=== To be done ===
Here is a listing, set out below; repeat its lines from the one with "OCR this image." to the last, both included, and leave out the pictures.

=== Dataset excerpts ===

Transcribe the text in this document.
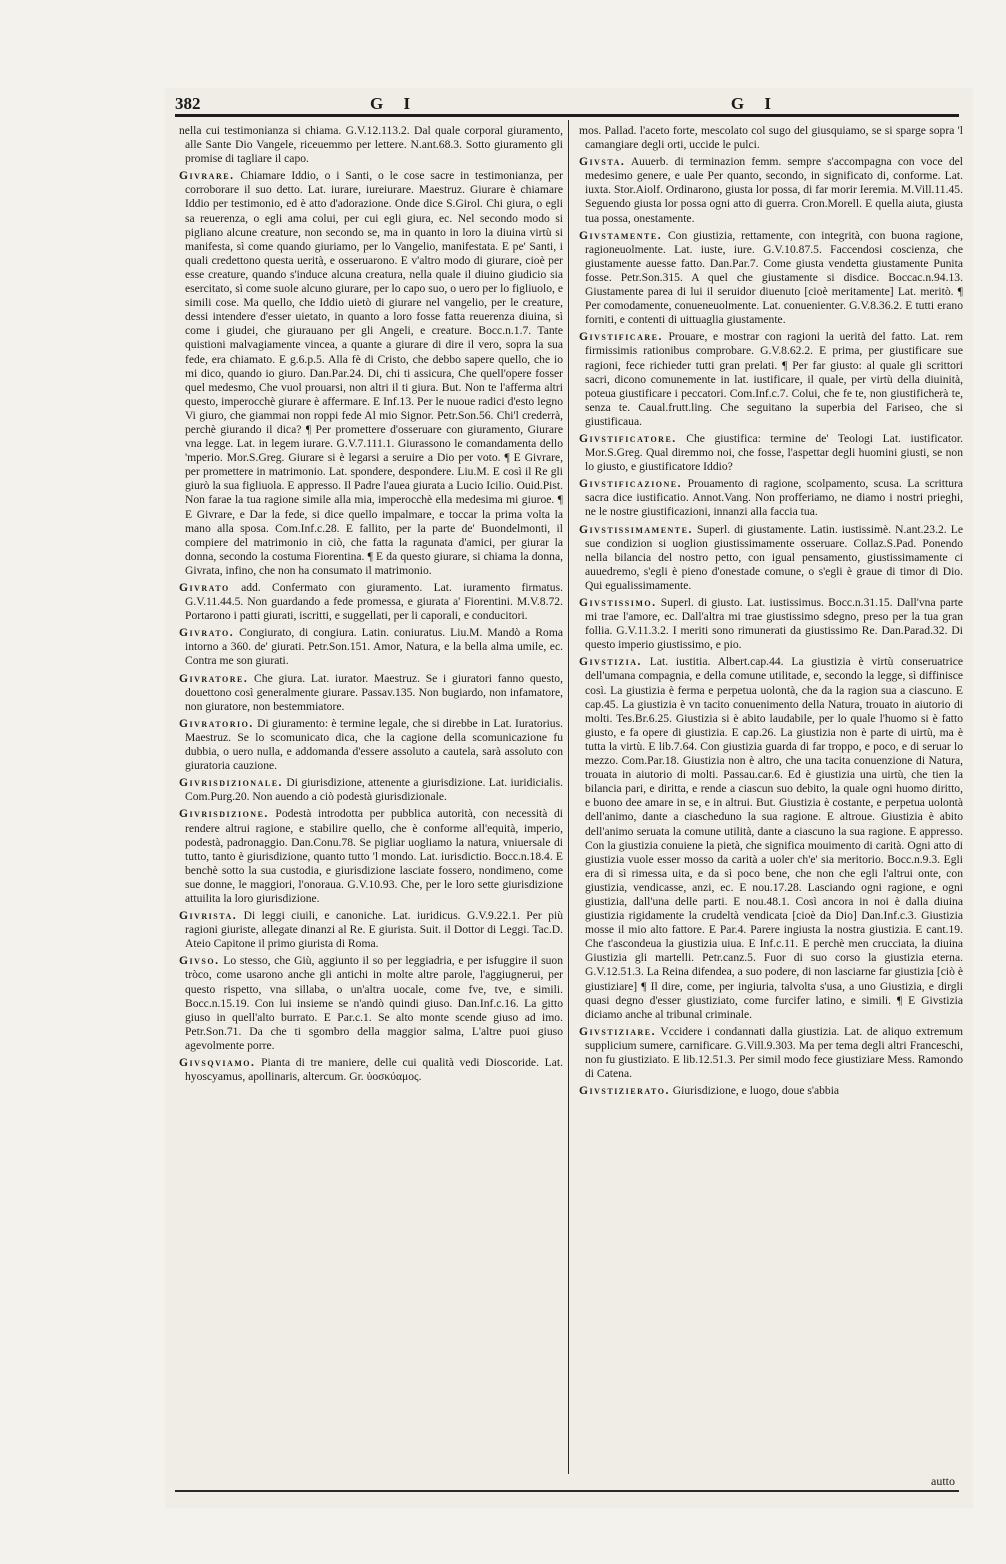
382	G I	G I

nella cui testimonianza si chiama. G.V.12.113.2. Dal quale corporal giuramento, alle Sante Dio Vangele, riceuemmo per lettere. N.ant.68.3. Sotto giuramento gli promise di tagliare il capo.

Givrare. Chiamare Iddio, o i Santi, o le cose sacre in testimonianza, per corroborare il suo detto. Lat. iurare, iureiurare. Maestruz. Giurare è chiamare Iddio per testimonio, ed è atto d'adorazione. Onde dice S.Girol. Chi giura, o egli sa reuerenza, o egli ama colui, per cui egli giura, ec. Nel secondo modo si pigliano alcune creature, non secondo se, ma in quanto in loro la diuina virtù si manifesta, sì come quando giuriamo, per lo Vangelio, manifestata. E pe' Santi, i quali credettono questa uerità, e osseruarono. E v'altro modo di giurare, cioè per esse creature, quando s'induce alcuna creatura, nella quale il diuino giudicio sia esercitato, sì come suole alcuno giurare, per lo capo suo, o uero per lo figliuolo, e simili cose. Ma quello, che Iddio uietò di giurare nel vangelio, per le creature, dessi intendere d'esser uietato, in quanto a loro fosse fatta reuerenza diuina, sì come i giudei, che giurauano per gli Angeli, e creature. Bocc.n.1.7. Tante quistioni malvagiamente vincea, a quante a giurare di dire il vero, sopra la sua fede, era chiamato. E g.6.p.5. Alla fè di Cristo, che debbo sapere quello, che io mi dico, quando io giuro. Dan.Par.24. Di, chi ti assicura, Che quell'opere fosser quel medesmo, Che vuol prouarsi, non altri il ti giura. But. Non te l'afferma altri questo, imperocchè giurare è affermare. E Inf.13. Per le nuoue radici d'esto legno Vi giuro, che giammai non roppi fede Al mio Signor. Petr.Son.56. Chi'l crederrà, perchè giurando il dica? ¶ Per promettere d'osseruare con giuramento, Giurare vna legge. Lat. in legem iurare. G.V.7.111.1. Giurassono le comandamenta dello 'mperio. Mor.S.Greg. Giurare si è legarsi a seruire a Dio per voto. ¶ E Givrare, per promettere in matrimonio. Lat. spondere, despondere. Liu.M. E così il Re gli giurò la sua figliuola. E appresso. Il Padre l'auea giurata a Lucio Icilio. Ouid.Pist. Non farae la tua ragione simile alla mia, imperocchè ella medesima mi giuroe. ¶ E Givrare, e Dar la fede, si dice quello impalmare, e toccar la prima volta la mano alla sposa. Com.Inf.c.28. E fallito, per la parte de' Buondelmonti, il compiere del matrimonio in ciò, che fatta la ragunata d'amici, per giurar la donna, secondo la costuma Fiorentina. ¶ E da questo giurare, si chiama la donna, Givrata, infino, che non ha consumato il matrimonio.

Givrato add. Confermato con giuramento. Lat. iuramento firmatus. G.V.11.44.5. Non guardando a fede promessa, e giurata a' Fiorentini. M.V.8.72. Portarono i patti giurati, iscritti, e suggellati, per li caporali, e conducitori.

Givrato. Congiurato, di congiura. Latin. coniuratus. Liu.M. Mandò a Roma intorno a 360. de' giurati. Petr.Son.151. Amor, Natura, e la bella alma umile, ec. Contra me son giurati.

Givratore. Che giura. Lat. iurator. Maestruz. Se i giuratori fanno questo, douettono così generalmente giurare. Passav.135. Non bugiardo, non infamatore, non giuratore, non bestemmiatore.

Givratorio. Di giuramento: è termine legale, che si direbbe in Lat. Iuratorius. Maestruz. Se lo scomunicato dica, che la cagione della scomunicazione fu dubbia, o uero nulla, e addomanda d'essere assoluto a cautela, sarà assoluto con giuratoria cauzione.

Givrisdizionale. Di giurisdizione, attenente a giurisdizione. Lat. iuridicialis. Com.Purg.20. Non auendo a ciò podestà giurisdizionale.

Givrisdizione. Podestà introdotta per pubblica autorità, con necessità di rendere altrui ragione, e stabilire quello, che è conforme all'equità, imperio, podestà, padronaggio. Dan.Conu.78. Se pigliar uogliamo la natura, vniuersale di tutto, tanto è giurisdizione, quanto tutto 'l mondo. Lat. iurisdictio. Bocc.n.18.4. E benchè sotto la sua custodia, e giurisdizione lasciate fossero, nondimeno, come sue donne, le maggiori, l'onoraua. G.V.10.93. Che, per le loro sette giurisdizione attuilita la loro giurisdizione.

Givrista. Di leggi ciuili, e canoniche. Lat. iuridicus. G.V.9.22.1. Per più ragioni giuriste, allegate dinanzi al Re. E giurista. Suit. il Dottor di Leggi. Tac.D. Ateio Capitone il primo giurista di Roma.

Givso. Lo stesso, che Giù, aggiunto il so per leggiadria, e per isfuggire il suon tròco, come usarono anche gli antichi in molte altre parole, l'aggiugnerui, per questo rispetto, vna sillaba, o un'altra uocale, come fve, tve, e simili. Bocc.n.15.19. Con lui insieme se n'andò quindi giuso. Dan.Inf.c.16. La gitto giuso in quell'alto burrato. E Par.c.1. Se alto monte scende giuso ad imo. Petr.Son.71. Da che ti sgombro della maggior salma, L'altre puoi giuso agevolmente porre.

Givsqviamo. Pianta di tre maniere, delle cui qualità vedi Dioscoride. Lat. hyoscyamus, apollinaris, altercum. Gr. ὑοσκύαμος.

mos. Pallad. l'aceto forte, mescolato col sugo del giusquiamo, se si sparge sopra 'l camangiare degli orti, uccide le pulci.

Givsta. Auuerb. di terminazion femm. sempre s'accompagna con voce del medesimo genere, e uale Per quanto, secondo, in significato di, conforme. Lat. iuxta. Stor.Aiolf. Ordinarono, giusta lor possa, di far morir Ieremia. M.Vill.11.45. Seguendo giusta lor possa ogni atto di guerra. Cron.Morell. E quella aiuta, giusta tua possa, onestamente.

Givstamente. Con giustizia, rettamente, con integrità, con buona ragione, ragioneuolmente. Lat. iuste, iure. G.V.10.87.5. Faccendosi coscienza, che giustamente auesse fatto. Dan.Par.7. Come giusta vendetta giustamente Punita fosse. Petr.Son.315. A quel che giustamente si disdice. Boccac.n.94.13. Giustamente parea di lui il seruidor diuenuto [cioè meritamente] Lat. meritò. ¶ Per comodamente, conueneuolmente. Lat. conuenienter. G.V.8.36.2. E tutti erano forniti, e contenti di uittuaglia giustamente.

Givstificare. Prouare, e mostrar con ragioni la uerità del fatto. Lat. rem firmissimis rationibus comprobare. G.V.8.62.2. E prima, per giustificare sue ragioni, fece richieder tutti gran prelati. ¶ Per far giusto: al quale gli scrittori sacri, dicono comunemente in lat. iustificare, il quale, per virtù della diuinità, poteua giustificare i peccatori. Com.Inf.c.7. Colui, che fe te, non giustificherà te, senza te. Caual.frutt.ling. Che seguitano la superbia del Fariseo, che si giustificaua.

Givstificatore. Che giustifica: termine de' Teologi Lat. iustificator. Mor.S.Greg. Qual diremmo noi, che fosse, l'aspettar degli huomini giusti, se non lo giusto, e giustificatore Iddio?

Givstificazione. Prouamento di ragione, scolpamento, scusa. La scrittura sacra dice iustificatio. Annot.Vang. Non profferiamo, ne diamo i nostri prieghi, ne le nostre giustificazioni, innanzi alla faccia tua.

Givstissimamente. Superl. di giustamente. Latin. iustissimè. N.ant.23.2. Le sue condizion si uoglion giustissimamente osseruare. Collaz.S.Pad. Ponendo nella bilancia del nostro petto, con igual pensamento, giustissimamente ci auuedremo, s'egli è pieno d'onestade comune, o s'egli è graue di timor di Dio. Qui egualissimamente.

Givstissimo. Superl. di giusto. Lat. iustissimus. Bocc.n.31.15. Dall'vna parte mi trae l'amore, ec. Dall'altra mi trae giustissimo sdegno, preso per la tua gran follia. G.V.11.3.2. I meriti sono rimunerati da giustissimo Re. Dan.Parad.32. Di questo imperio giustissimo, e pio.

Givstizia. Lat. iustitia. Albert.cap.44. La giustizia è virtù conseruatrice dell'umana compagnia, e della comune utilitade, e, secondo la legge, sì diffinisce così. La giustizia è ferma e perpetua uolontà, che da la ragion sua a ciascuno. E cap.45. La giustizia è vn tacito conuenimento della Natura, trouato in aiutorio di molti. Tes.Br.6.25. Giustizia si è abito laudabile, per lo quale l'huomo si è fatto giusto, e fa opere di giustizia. E cap.26. La giustizia non è parte di uirtù, ma è tutta la virtù. E lib.7.64. Con giustizia guarda di far troppo, e poco, e di seruar lo mezzo. Com.Par.18. Giustizia non è altro, che una tacita conuenzione di Natura, trouata in aiutorio di molti. Passau.car.6. Ed è giustizia una uirtù, che tien la bilancia pari, e diritta, e rende a ciascun suo debito, la quale ogni huomo diritto, e buono dee amare in se, e in altrui. But. Giustizia è costante, e perpetua uolontà dell'animo, dante a ciascheduno la sua ragione. E altroue. Giustizia è abito dell'animo seruata la comune utilità, dante a ciascuno la sua ragione. E appresso. Con la giustizia conuiene la pietà, che significa mouimento di carità. Ogni atto di giustizia vuole esser mosso da carità a uoler ch'e' sia meritorio. Bocc.n.9.3. Egli era di sì rimessa uita, e da sì poco bene, che non che egli l'altrui onte, con giustizia, vendicasse, anzi, ec. E nou.17.28. Lasciando ogni ragione, e ogni giustizia, dall'una delle parti. E nou.48.1. Così ancora in noi è dalla diuina giustizia rigidamente la crudeltà vendicata [cioè da Dio] Dan.Inf.c.3. Giustizia mosse il mio alto fattore. E Par.4. Parere ingiusta la nostra giustizia. E cant.19. Che t'ascondeua la giustizia uiua. E Inf.c.11. E perchè men crucciata, la diuina Giustizia gli martelli. Petr.canz.5. Fuor di suo corso la giustizia eterna. G.V.12.51.3. La Reina difendea, a suo podere, di non lasciarne far giustizia [ciò è giustiziare] ¶ Il dire, come, per ingiuria, talvolta s'usa, a uno Giustizia, e dirgli quasi degno d'esser giustiziato, come furcifer latino, e simili. ¶ E Givstizia diciamo anche al tribunal criminale.

Givstiziare. Vccidere i condannati dalla giustizia. Lat. de aliquo extremum supplicium sumere, carnificare. G.Vill.9.303. Ma per tema degli altri Franceschi, non fu giustiziato. E lib.12.51.3. Per simil modo fece giustiziare Mess. Ramondo di Catena.

Givstizierato. Giurisdizione, e luogo, doue s'abbia

autto
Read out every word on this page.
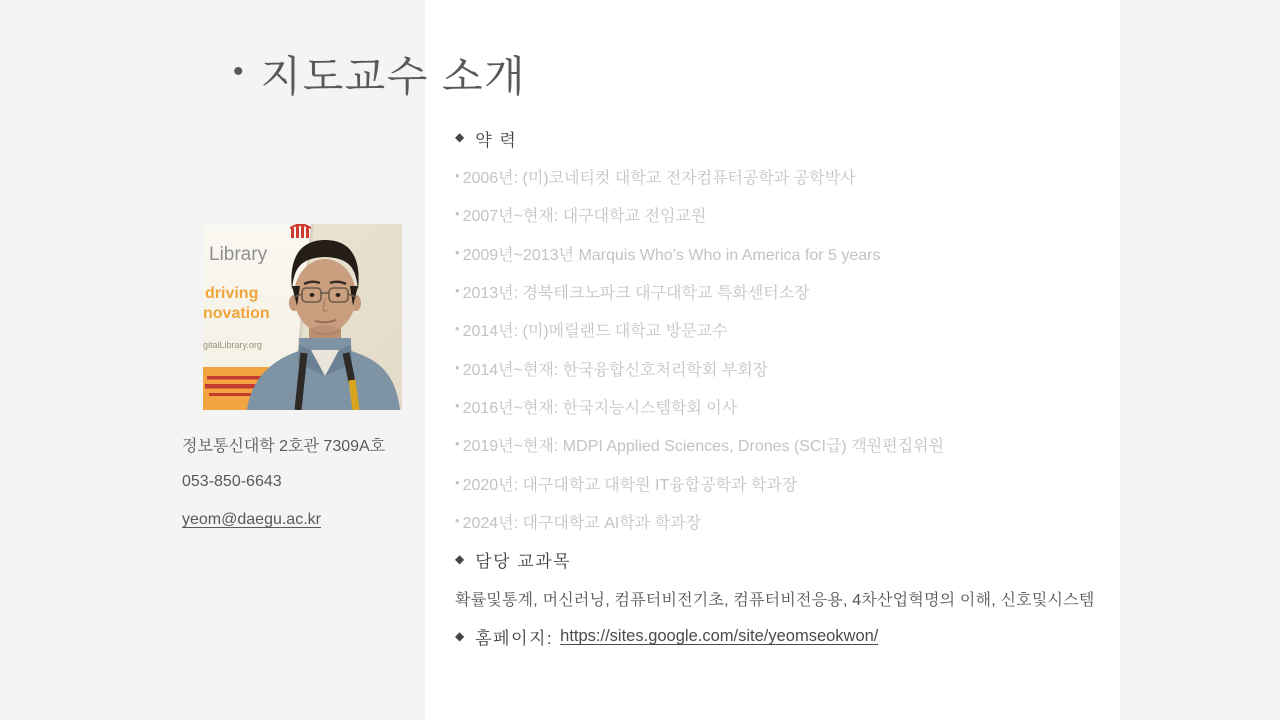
• 지도교수 소개
Library
driving
novation
gitalLibrary.org
정보통신대학 2호관 7309A호
053-850-6643
yeom@daegu.ac.kr
◆ 약 력
• 2006년: (미)코네티컷 대학교 전자컴퓨터공학과 공학박사
• 2007년~현재: 대구대학교 전임교원
• 2009년~2013년 Marquis Who’s Who in America for 5 years
• 2013년: 경북테크노파크 대구대학교 특화센터소장
• 2014년: (미)메릴랜드 대학교 방문교수
• 2014년~현재: 한국융합신호처리학회 부회장
• 2016년~현재: 한국지능시스템학회 이사
• 2019년~현재: MDPI Applied Sciences, Drones (SCI급) 객원편집위원
• 2020년: 대구대학교 대학원 IT융합공학과 학과장
• 2024년: 대구대학교 AI학과 학과장
◆ 담당 교과목
확률및통계, 머신러닝, 컴퓨터비전기초, 컴퓨터비전응용, 4차산업혁명의 이해, 신호및시스템
◆ 홈페이지: https://sites.google.com/site/yeomseokwon/
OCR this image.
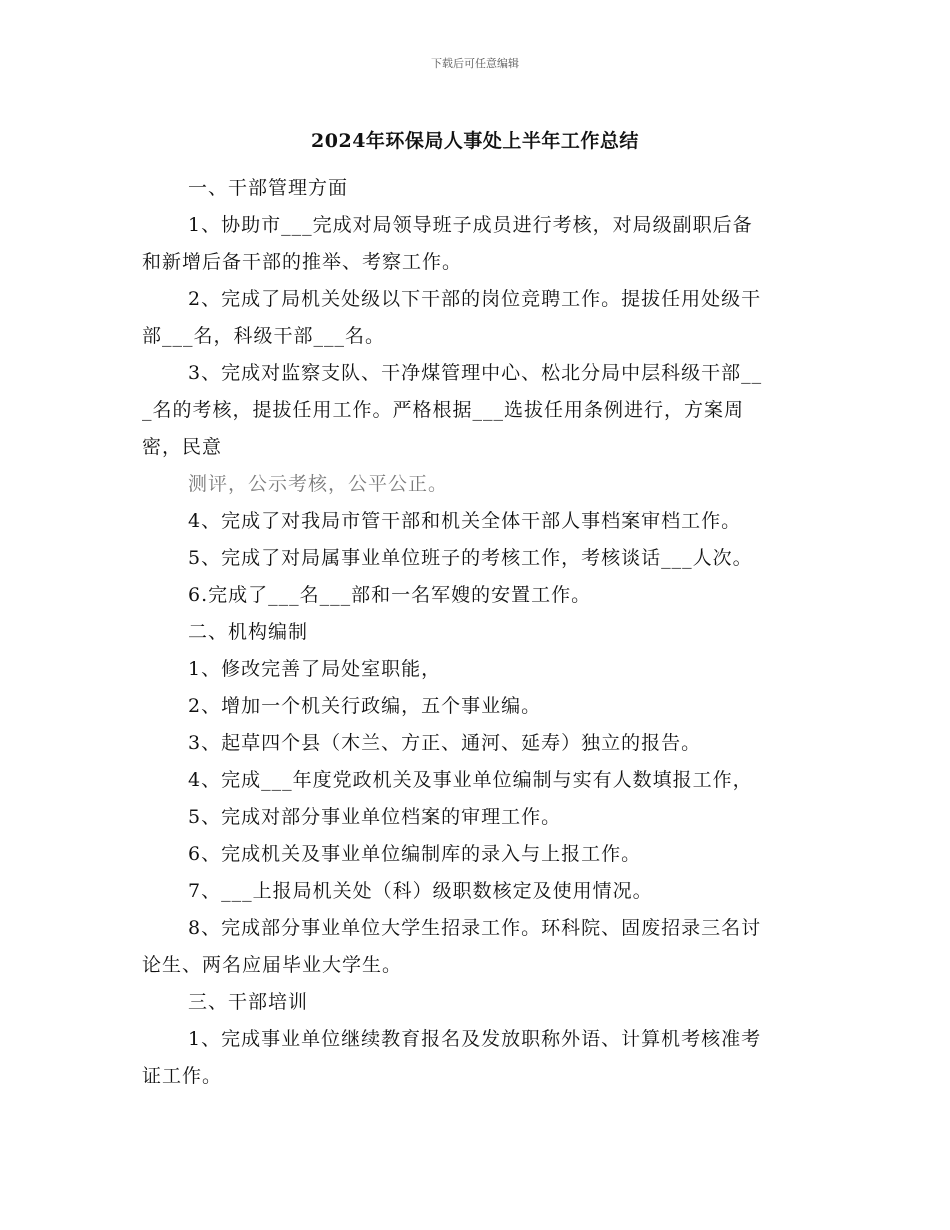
下载后可任意编辑
2024年环保局人事处上半年工作总结
一、干部管理方面
1、协助市___完成对局领导班子成员进行考核，对局级副职后备
和新增后备干部的推举、考察工作。
2、完成了局机关处级以下干部的岗位竞聘工作。提拔任用处级干
部___名，科级干部___名。
3、完成对监察支队、干净煤管理中心、松北分局中层科级干部__
_名的考核，提拔任用工作。严格根据___选拔任用条例进行，方案周
密，民意
测评，公示考核，公平公正。
4、完成了对我局市管干部和机关全体干部人事档案审档工作。
5、完成了对局属事业单位班子的考核工作，考核谈话___人次。
6.完成了___名___部和一名军嫂的安置工作。
二、机构编制
1、修改完善了局处室职能，
2、增加一个机关行政编，五个事业编。
3、起草四个县（木兰、方正、通河、延寿）独立的报告。
4、完成___年度党政机关及事业单位编制与实有人数填报工作，
5、完成对部分事业单位档案的审理工作。
6、完成机关及事业单位编制库的录入与上报工作。
7、___上报局机关处（科）级职数核定及使用情况。
8、完成部分事业单位大学生招录工作。环科院、固废招录三名讨
论生、两名应届毕业大学生。
三、干部培训
1、完成事业单位继续教育报名及发放职称外语、计算机考核准考
证工作。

=== Task solution ===
OCR this image.
下载后可任意编辑
2024年环保局人事处上半年工作总结
一、干部管理方面
1、协助市___完成对局领导班子成员进行考核，对局级副职后备
和新增后备干部的推举、考察工作。
2、完成了局机关处级以下干部的岗位竞聘工作。提拔任用处级干
部___名，科级干部___名。
3、完成对监察支队、干净煤管理中心、松北分局中层科级干部__
_名的考核，提拔任用工作。严格根据___选拔任用条例进行，方案周
密，民意
测评，公示考核，公平公正。
4、完成了对我局市管干部和机关全体干部人事档案审档工作。
5、完成了对局属事业单位班子的考核工作，考核谈话___人次。
6.完成了___名___部和一名军嫂的安置工作。
二、机构编制
1、修改完善了局处室职能，
2、增加一个机关行政编，五个事业编。
3、起草四个县（木兰、方正、通河、延寿）独立的报告。
4、完成___年度党政机关及事业单位编制与实有人数填报工作，
5、完成对部分事业单位档案的审理工作。
6、完成机关及事业单位编制库的录入与上报工作。
7、___上报局机关处（科）级职数核定及使用情况。
8、完成部分事业单位大学生招录工作。环科院、固废招录三名讨
论生、两名应届毕业大学生。
三、干部培训
1、完成事业单位继续教育报名及发放职称外语、计算机考核准考
证工作。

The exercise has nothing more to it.